▶ **Items**

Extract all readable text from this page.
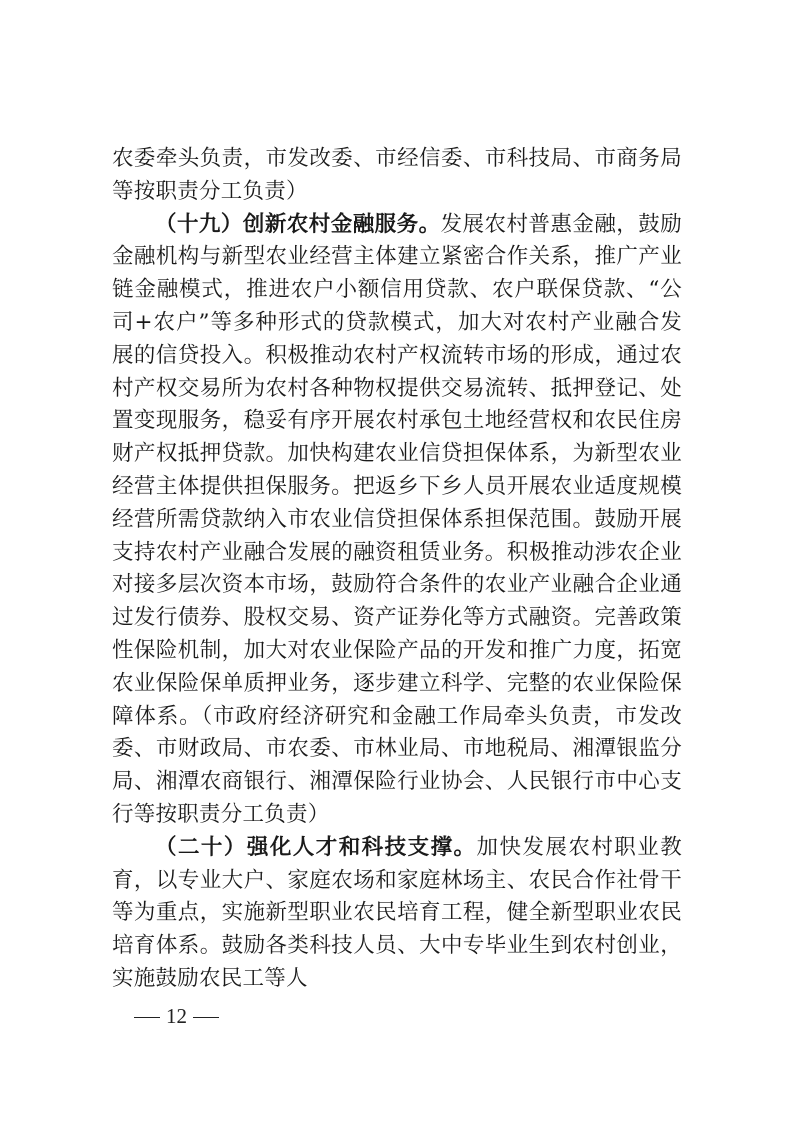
农委牵头负责，市发改委、市经信委、市科技局、市商务局等按职责分工负责）

（十九）创新农村金融服务。发展农村普惠金融，鼓励金融机构与新型农业经营主体建立紧密合作关系，推广产业链金融模式，推进农户小额信用贷款、农户联保贷款、“公司+农户”等多种形式的贷款模式，加大对农村产业融合发展的信贷投入。积极推动农村产权流转市场的形成，通过农村产权交易所为农村各种物权提供交易流转、抵押登记、处置变现服务，稳妥有序开展农村承包土地经营权和农民住房财产权抵押贷款。加快构建农业信贷担保体系，为新型农业经营主体提供担保服务。把返乡下乡人员开展农业适度规模经营所需贷款纳入市农业信贷担保体系担保范围。鼓励开展支持农村产业融合发展的融资租赁业务。积极推动涉农企业对接多层次资本市场，鼓励符合条件的农业产业融合企业通过发行债券、股权交易、资产证券化等方式融资。完善政策性保险机制，加大对农业保险产品的开发和推广力度，拓宽农业保险保单质押业务，逐步建立科学、完整的农业保险保障体系。（市政府经济研究和金融工作局牵头负责，市发改委、市财政局、市农委、市林业局、市地税局、湘潭银监分局、湘潭农商银行、湘潭保险行业协会、人民银行市中心支行等按职责分工负责）

（二十）强化人才和科技支撑。加快发展农村职业教育，以专业大户、家庭农场和家庭林场主、农民合作社骨干等为重点，实施新型职业农民培育工程，健全新型职业农民培育体系。鼓励各类科技人员、大中专毕业生到农村创业，实施鼓励农民工等人

12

▶ **Request**
Reproduce each record from above exactly; pictures do not belong in the copy.

▶ **Answer below**
Extract all readable text from this page.
农委牵头负责，市发改委、市经信委、市科技局、市商务局等按职责分工负责）

（十九）创新农村金融服务。发展农村普惠金融，鼓励金融机构与新型农业经营主体建立紧密合作关系，推广产业链金融模式，推进农户小额信用贷款、农户联保贷款、“公司+农户”等多种形式的贷款模式，加大对农村产业融合发展的信贷投入。积极推动农村产权流转市场的形成，通过农村产权交易所为农村各种物权提供交易流转、抵押登记、处置变现服务，稳妥有序开展农村承包土地经营权和农民住房财产权抵押贷款。加快构建农业信贷担保体系，为新型农业经营主体提供担保服务。把返乡下乡人员开展农业适度规模经营所需贷款纳入市农业信贷担保体系担保范围。鼓励开展支持农村产业融合发展的融资租赁业务。积极推动涉农企业对接多层次资本市场，鼓励符合条件的农业产业融合企业通过发行债券、股权交易、资产证券化等方式融资。完善政策性保险机制，加大对农业保险产品的开发和推广力度，拓宽农业保险保单质押业务，逐步建立科学、完整的农业保险保障体系。（市政府经济研究和金融工作局牵头负责，市发改委、市财政局、市农委、市林业局、市地税局、湘潭银监分局、湘潭农商银行、湘潭保险行业协会、人民银行市中心支行等按职责分工负责）

（二十）强化人才和科技支撑。加快发展农村职业教育，以专业大户、家庭农场和家庭林场主、农民合作社骨干等为重点，实施新型职业农民培育工程，健全新型职业农民培育体系。鼓励各类科技人员、大中专毕业生到农村创业，实施鼓励农民工等人

12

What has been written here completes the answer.